§ **Task**: List each line in which the string "following" appears.

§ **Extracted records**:

>>>>>

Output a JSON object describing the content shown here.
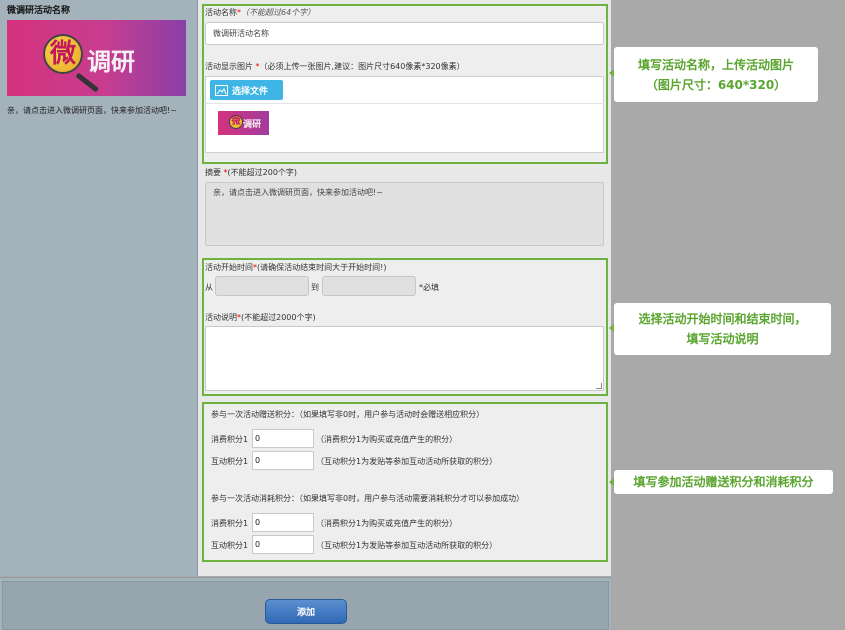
{
  "preview": {
    "title": "微调研活动名称",
    "logo_char": "微",
    "logo_text": "调研",
    "summary": "亲，请点击进入微调研页面，快来参加活动吧!~"
  },
  "section1": {
    "name_label": "活动名称",
    "name_required": "*",
    "name_hint": "（不能超过64个字）",
    "name_value": "微调研活动名称",
    "image_label": "活动显示图片",
    "image_required": "*",
    "image_hint": "（必须上传一张图片,建议：图片尺寸640像素*320像素）",
    "file_button": "选择文件"
  },
  "summary_field": {
    "label": "摘要",
    "required": "*",
    "hint": "(不能超过200个字)",
    "value": "亲，请点击进入微调研页面，快来参加活动吧!~"
  },
  "section2": {
    "time_label": "活动开始时间",
    "time_required": "*",
    "time_hint": "(请确保活动结束时间大于开始时间!)",
    "from_label": "从",
    "to_label": "到",
    "required_note": "*必填",
    "desc_label": "活动说明",
    "desc_required": "*",
    "desc_hint": "(不能超过2000个字)",
    "desc_value": ""
  },
  "section3": {
    "reward_title": "参与一次活动赠送积分：（如果填写非0时，用户参与活动时会赠送相应积分）",
    "consume_title": "参与一次活动消耗积分：（如果填写非0时，用户参与活动需要消耗积分才可以参加成功）",
    "rows": [
      {
        "label": "消费积分1",
        "value": "0",
        "note": "（消费积分1为购买或充值产生的积分）"
      },
      {
        "label": "互动积分1",
        "value": "0",
        "note": "（互动积分1为发贴等参加互动活动所获取的积分）"
      },
      {
        "label": "消费积分1",
        "value": "0",
        "note": "（消费积分1为购买或充值产生的积分）"
      },
      {
        "label": "互动积分1",
        "value": "0",
        "note": "（互动积分1为发贴等参加互动活动所获取的积分）"
      }
    ]
  },
  "add_button": "添加",
  "callouts": {
    "c1_line1": "填写活动名称，上传活动图片",
    "c1_line2": "（图片尺寸：640*320）",
    "c2_line1": "选择活动开始时间和结束时间，",
    "c2_line2": "填写活动说明",
    "c3_line1": "填写参加活动赠送积分和消耗积分"
  },
  "colors": {
    "accent_green": "#6cb33f",
    "callout_text": "#5aa52f",
    "button_blue": "#2f69b5",
    "file_button": "#3fb5e6",
    "required_red": "#ee0000"
  }
}
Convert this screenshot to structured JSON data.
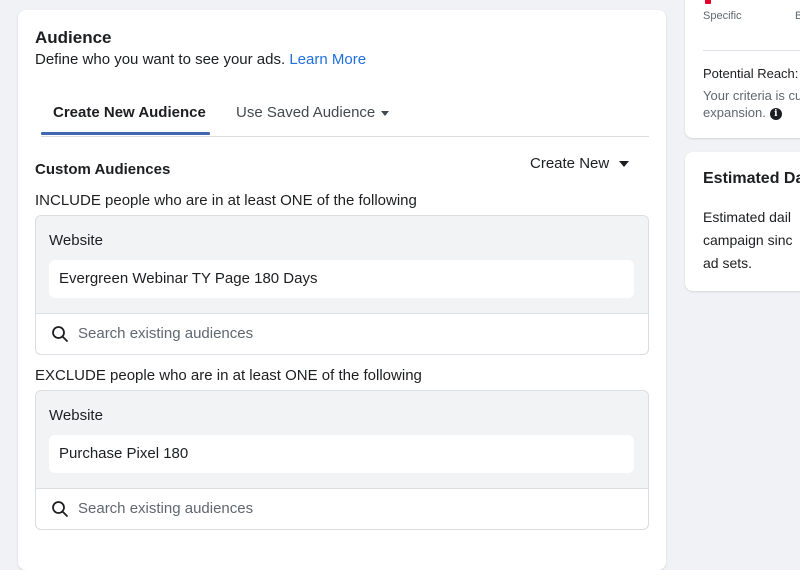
{
  "audience": {
    "title": "Audience",
    "subtitle": "Define who you want to see your ads.",
    "learn_more": "Learn More",
    "tabs": [
      {
        "label": "Create New Audience"
      },
      {
        "label": "Use Saved Audience"
      }
    ],
    "custom_audiences": {
      "title": "Custom Audiences",
      "create_new": "Create New"
    },
    "include": {
      "rule": "INCLUDE people who are in at least ONE of the following",
      "group_label": "Website",
      "item": "Evergreen Webinar TY Page 180 Days",
      "search_placeholder": "Search existing audiences"
    },
    "exclude": {
      "rule": "EXCLUDE people who are in at least ONE of the following",
      "group_label": "Website",
      "item": "Purchase Pixel 180",
      "search_placeholder": "Search existing audiences"
    }
  },
  "right_panel": {
    "specific_label": "Specific",
    "broad_label": "B",
    "potential_reach": "Potential Reach:",
    "criteria_line1": "Your criteria is cu",
    "criteria_line2": "expansion.",
    "estimated_title": "Estimated Da",
    "estimated_line1": "Estimated dail",
    "estimated_line2": "campaign sinc",
    "estimated_line3": "ad sets."
  },
  "colors": {
    "link": "#216fdb",
    "tab_underline": "#4267b2",
    "page_bg": "#f0f2f5",
    "gauge_red": "#e4002b"
  }
}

<<<<<

§ **Exercise answer**:
      "rule": "INCLUDE people who are in at least ONE of the following",
      "rule": "EXCLUDE people who are in at least ONE of the following",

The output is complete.